═══ Supplied passage ═══

Reporters use county rankings for analysis
Filed under: Health data, Public health, Public records, Studies, Tools
On Feb. 17, rankings of the relative health of counties in each American state were released by the Robert Wood Johnson Foundation and the University of Wisconsin. The rankings used data from 13 distinct (mostly federal) sources, including the National Center for Health Statistics, the Census Bureau and the Dartmouth Atlas. With that data, researchers computed eight separate composite scores, which were then weighted to produce one overall score. The ratings are navigated by clicking through a national map to the state and county level. Enough clicks will even bring you to the raw data itself. The state only compares counties, not states, because data collection varies from state to state and isn’t always standardized.
It’s a combination of data, analysis and an intuitive interface, and journalists have been quick to localize the story. Many reporters reached beyond the easy numbers (”our county is 67th!”) to use the system for deeper stories.
For example, Robin Erb of the Detroit Free Press dissected the ratings process and how individual factors and disparities played into them before launching into the standard state breakdown.
Writing for Health News Florida, David Gulliver took a broader state view and considered how various socioeconomic factors played into the rankings of Florida counties. Gulliver’s analysis:
The strong-performing coastal counties, like Collier, St. John’s Sarasota, Charlotte, Palm Beach and Broward, all benefit from having heavy concentrations of retirees who have guaranteed health care access via Medicare. …
[Dr. Kevin Sherin, director of public health for Orange County] said that in Florida’s tourism and service industries, workers tend to be transient and less likely to have insurance or consistent primary care.
He noted the low-ranked counties were some of the poorest in Florida, like Union and Bradford in the rural north, and Glades and Okeechobee, with heavy populations of migrant workers. Those counties also tend to have more people who speak only Spanish, Creole or other languages.
Gulliver localized the story on a county level for his Sarasota Health News site.
In USA Today, Mary Brophy Marcus took the national view and looked for broad trends and generalizations. Marcus’ story was accompanied by a map by Frank Pompa highlighting each state’s healthiest and least healthy counties.
1 in 5 nursing homes pull consistently bad ratings
USA Today’s Jack Gillum crunched the numbers and found that one-fifth of U.S. nursing homes have received two consecutive poor (one- or two-star) ratings in the federal Nursing Home Compare database since its launch in 2008.
Gillum looked for homes that started with a poor rating, then received at least one more within the past year. Among other things, Gillum found that “Nearly all homes that repeatedly received few overall stars — one or two stars — were owned by for-profit corporations,” and that “the lowest-rated homes had an average of 14 deficiencies per facility.” Consistent poor-performers can be found in all 50 states.

═══ The data ═══

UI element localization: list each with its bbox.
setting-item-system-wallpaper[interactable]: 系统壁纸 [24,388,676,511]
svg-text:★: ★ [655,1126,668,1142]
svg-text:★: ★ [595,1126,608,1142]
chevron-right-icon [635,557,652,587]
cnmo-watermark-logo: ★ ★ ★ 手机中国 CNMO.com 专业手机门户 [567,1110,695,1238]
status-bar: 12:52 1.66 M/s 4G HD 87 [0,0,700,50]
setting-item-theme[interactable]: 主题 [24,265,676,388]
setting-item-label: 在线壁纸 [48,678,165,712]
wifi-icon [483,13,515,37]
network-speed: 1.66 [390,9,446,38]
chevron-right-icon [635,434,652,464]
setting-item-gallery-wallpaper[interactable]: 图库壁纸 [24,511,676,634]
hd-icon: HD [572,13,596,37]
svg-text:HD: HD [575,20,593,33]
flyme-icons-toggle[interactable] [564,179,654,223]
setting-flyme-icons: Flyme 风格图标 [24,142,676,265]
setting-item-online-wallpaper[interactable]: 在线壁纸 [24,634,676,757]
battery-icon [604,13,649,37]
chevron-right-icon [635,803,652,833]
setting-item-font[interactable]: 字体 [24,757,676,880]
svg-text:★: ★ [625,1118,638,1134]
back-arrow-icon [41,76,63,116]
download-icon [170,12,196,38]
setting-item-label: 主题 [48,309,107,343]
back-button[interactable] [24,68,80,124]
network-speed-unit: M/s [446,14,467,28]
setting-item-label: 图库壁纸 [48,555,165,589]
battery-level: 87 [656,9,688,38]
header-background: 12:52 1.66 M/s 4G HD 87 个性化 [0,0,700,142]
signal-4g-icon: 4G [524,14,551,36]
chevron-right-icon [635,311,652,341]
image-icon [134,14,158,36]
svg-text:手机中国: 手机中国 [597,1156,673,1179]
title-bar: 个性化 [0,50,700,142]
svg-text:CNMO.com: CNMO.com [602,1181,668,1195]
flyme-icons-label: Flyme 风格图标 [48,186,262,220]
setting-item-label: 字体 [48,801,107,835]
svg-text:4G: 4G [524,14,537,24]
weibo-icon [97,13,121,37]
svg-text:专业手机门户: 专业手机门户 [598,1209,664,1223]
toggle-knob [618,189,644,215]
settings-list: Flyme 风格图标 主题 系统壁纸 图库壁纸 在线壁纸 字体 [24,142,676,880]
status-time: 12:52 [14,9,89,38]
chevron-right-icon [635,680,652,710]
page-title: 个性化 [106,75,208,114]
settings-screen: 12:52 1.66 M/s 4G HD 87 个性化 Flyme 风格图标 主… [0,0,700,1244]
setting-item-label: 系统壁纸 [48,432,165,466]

═══

◆ Task requirements:
(1) Please decide whether each statement agrees with the article on health-data reporting: (a) The county rankings drew on data from 13 sources. (b) Marcus's story ran with a map by Frank Pompa. (c) Nursing homes with repeated poor ratings appear in only a few states. Answer yes or no for each, quoting the words from the article that settle it.
(2) Write the next part of the article on health-data reporting, starting right after its final sentence.
This data was taken from a separate source.

◆ Expected outputs:
(1)
(a) Yes: "The rankings used data from 13 distinct (mostly federal) sources"
(b) Yes: "Marcus’ story was accompanied by a map by Frank Pompa"
(c) No: "Consistent poor-performers can be found in all 50 states."

(2)
Gillum found that one of the reasons homes weren’t improving from year to year is that they’re often given little incentive to improve their ratings unless consumers are actively using Nursing Home Compare to inform their decisions.
Medicare spokeswoman Mary Kahn says a one-star nursing home is not necessarily a terrible facility. Even the lowest-rated homes must still meet baseline Medicare conditions, she says.
…
“If homes are not motivated to get better, chances are they won’t, and you’ll wind up in homes in poor-quality purgatory,” (Larry Minnix, CEO of American Association of Homes and Services for the Aging) says. “There should be two types of homes: the excellent and the non-existent.”
Slim guide:
Covering the Health of Local Nursing Homes
Check out AHCJ’s latest volume in its ongoing Slim Guide series. This reporting guide gives a head start to journalists who want to pursue stories about one of the most vulnerable populations – nursing home residents. It offers advice about Web sites, datasets, research and other resources. After reading this book, journalists can have more confidence in deciphering nursing home inspection reports, interviewing advocacy groups on all sides of an issue, locating key data, and more. The book includes story examples and ideas.
AHCJ publishes these reporting guides, with the support of the Robert Wood Johnson Foundation, to help journalists understand and accurately report on specific subjects.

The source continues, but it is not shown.